■ **EXERCISE MATERIAL**
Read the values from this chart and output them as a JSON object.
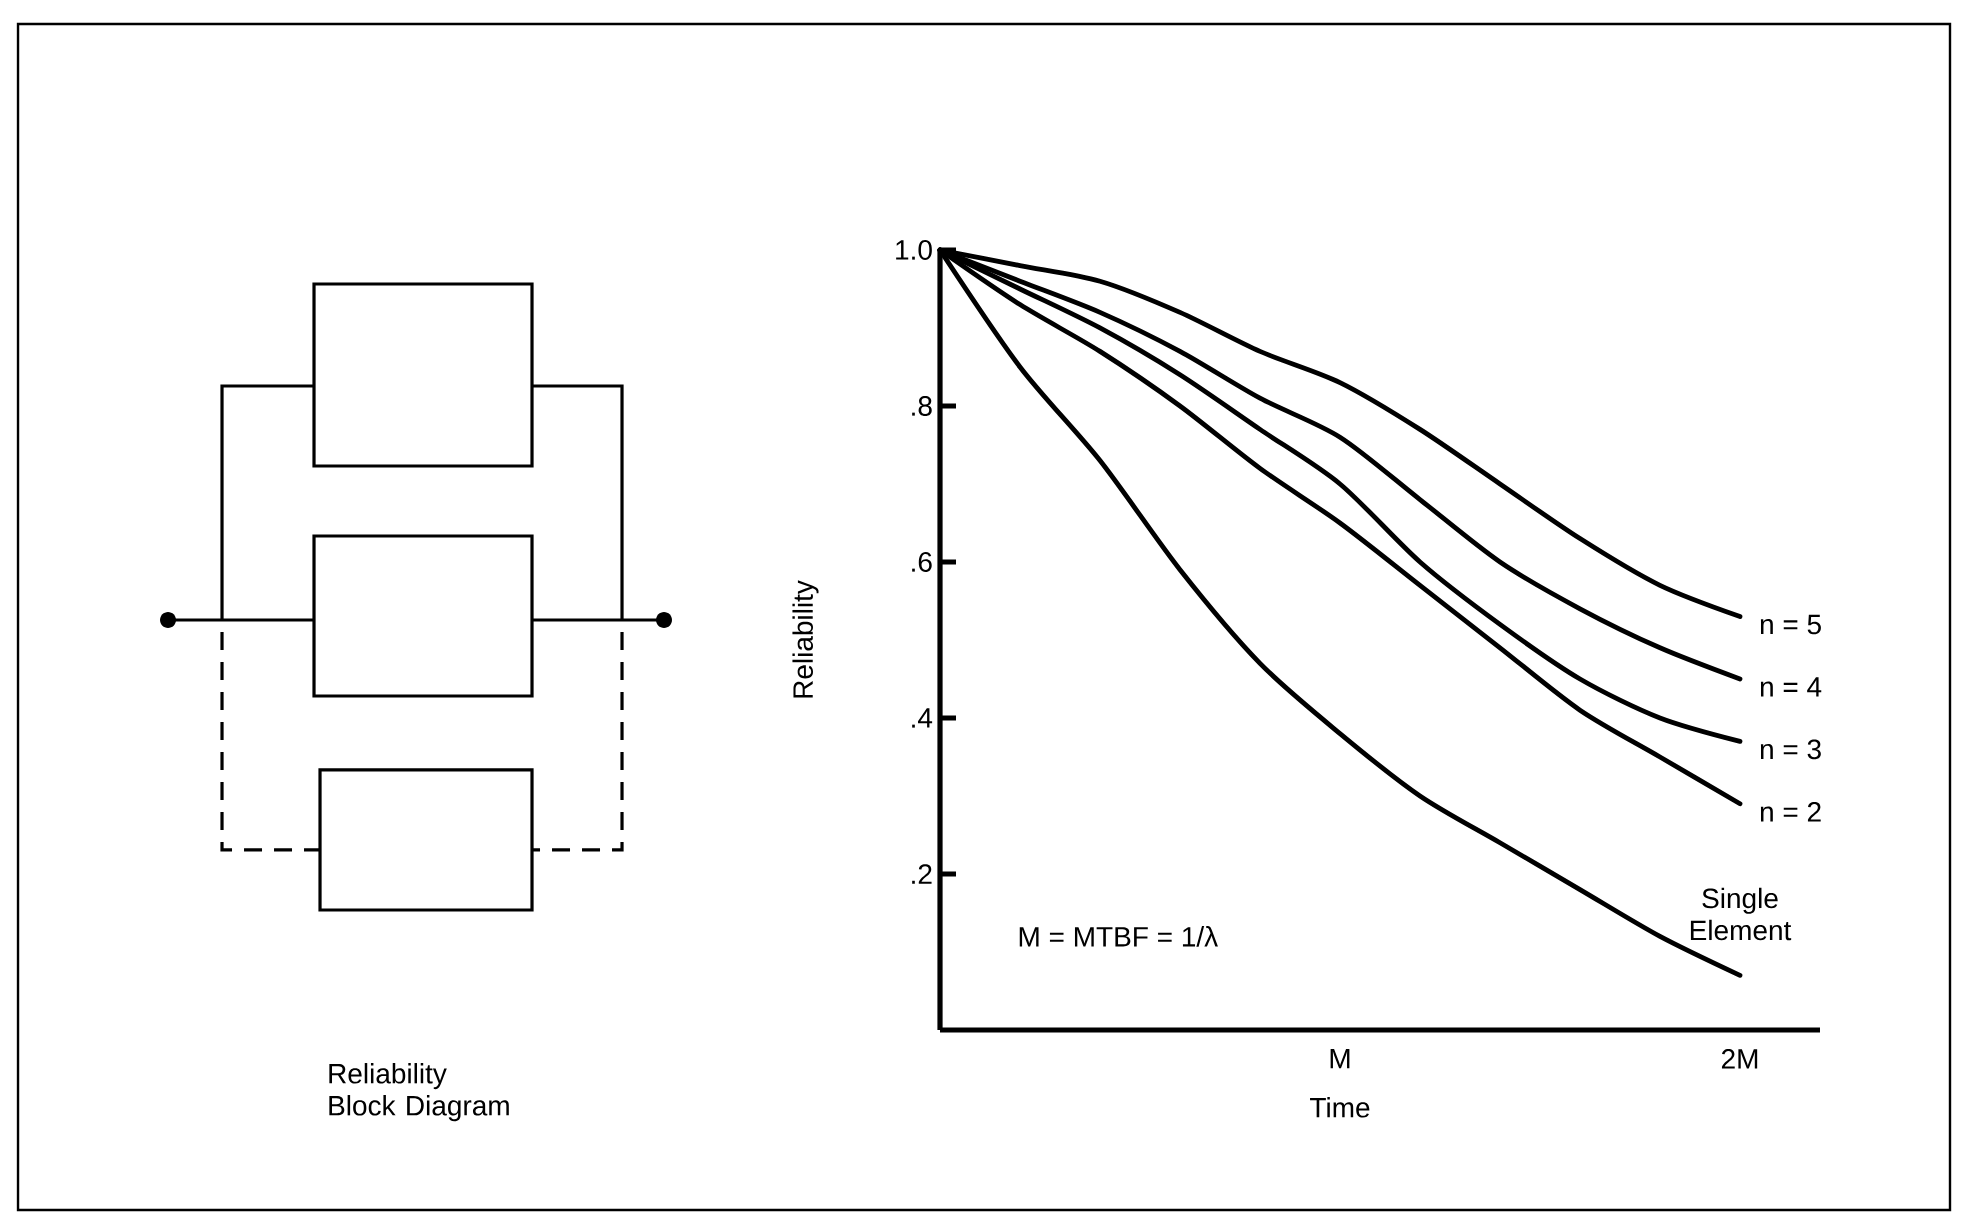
{
  "chart_data": {
    "type": "line",
    "xlabel": "Time",
    "ylabel": "Reliability",
    "categories": [
      null,
      null,
      null,
      null,
      null,
      "M",
      null,
      null,
      null,
      null,
      "2M"
    ],
    "ylim": [
      0,
      1.0
    ],
    "yticks": [
      {
        "value": 0.2,
        "label": ".2"
      },
      {
        "value": 0.4,
        "label": ".4"
      },
      {
        "value": 0.6,
        "label": ".6"
      },
      {
        "value": 0.8,
        "label": ".8"
      },
      {
        "value": 1.0,
        "label": "1.0"
      }
    ],
    "marker": "none",
    "line_style": "solid",
    "grid": false,
    "legend": false,
    "annotations": [
      "M = MTBF = 1/λ",
      "Reliability Block Diagram"
    ],
    "series": [
      {
        "name": "Single Element",
        "color": "#000000",
        "values": [
          1.0,
          0.85,
          0.73,
          0.59,
          0.47,
          0.38,
          0.3,
          0.24,
          0.18,
          0.12,
          0.07
        ]
      },
      {
        "name": "n = 2",
        "color": "#000000",
        "values": [
          1.0,
          0.93,
          0.87,
          0.8,
          0.72,
          0.65,
          0.57,
          0.49,
          0.41,
          0.35,
          0.29
        ]
      },
      {
        "name": "n = 3",
        "color": "#000000",
        "values": [
          1.0,
          0.95,
          0.9,
          0.84,
          0.77,
          0.7,
          0.6,
          0.52,
          0.45,
          0.4,
          0.37
        ]
      },
      {
        "name": "n = 4",
        "color": "#000000",
        "values": [
          1.0,
          0.96,
          0.92,
          0.87,
          0.81,
          0.76,
          0.68,
          0.6,
          0.54,
          0.49,
          0.45
        ]
      },
      {
        "name": "n = 5",
        "color": "#000000",
        "values": [
          1.0,
          0.98,
          0.96,
          0.92,
          0.87,
          0.83,
          0.77,
          0.7,
          0.63,
          0.57,
          0.53
        ]
      }
    ]
  }
}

■ **DIRECTIVE**
All entries must be written out again exactly as given, with no pictures in the copy.

■ **FINAL ANSWER**
Read the values from this chart and output them as a JSON object.
{
  "chart_data": {
    "type": "line",
    "xlabel": "Time",
    "ylabel": "Reliability",
    "categories": [
      null,
      null,
      null,
      null,
      null,
      "M",
      null,
      null,
      null,
      null,
      "2M"
    ],
    "ylim": [
      0,
      1.0
    ],
    "yticks": [
      {
        "value": 0.2,
        "label": ".2"
      },
      {
        "value": 0.4,
        "label": ".4"
      },
      {
        "value": 0.6,
        "label": ".6"
      },
      {
        "value": 0.8,
        "label": ".8"
      },
      {
        "value": 1.0,
        "label": "1.0"
      }
    ],
    "marker": "none",
    "line_style": "solid",
    "grid": false,
    "legend": false,
    "annotations": [
      "M = MTBF = 1/λ",
      "Reliability Block Diagram"
    ],
    "series": [
      {
        "name": "Single Element",
        "color": "#000000",
        "values": [
          1.0,
          0.85,
          0.73,
          0.59,
          0.47,
          0.38,
          0.3,
          0.24,
          0.18,
          0.12,
          0.07
        ]
      },
      {
        "name": "n = 2",
        "color": "#000000",
        "values": [
          1.0,
          0.93,
          0.87,
          0.8,
          0.72,
          0.65,
          0.57,
          0.49,
          0.41,
          0.35,
          0.29
        ]
      },
      {
        "name": "n = 3",
        "color": "#000000",
        "values": [
          1.0,
          0.95,
          0.9,
          0.84,
          0.77,
          0.7,
          0.6,
          0.52,
          0.45,
          0.4,
          0.37
        ]
      },
      {
        "name": "n = 4",
        "color": "#000000",
        "values": [
          1.0,
          0.96,
          0.92,
          0.87,
          0.81,
          0.76,
          0.68,
          0.6,
          0.54,
          0.49,
          0.45
        ]
      },
      {
        "name": "n = 5",
        "color": "#000000",
        "values": [
          1.0,
          0.98,
          0.96,
          0.92,
          0.87,
          0.83,
          0.77,
          0.7,
          0.63,
          0.57,
          0.53
        ]
      }
    ]
  }
}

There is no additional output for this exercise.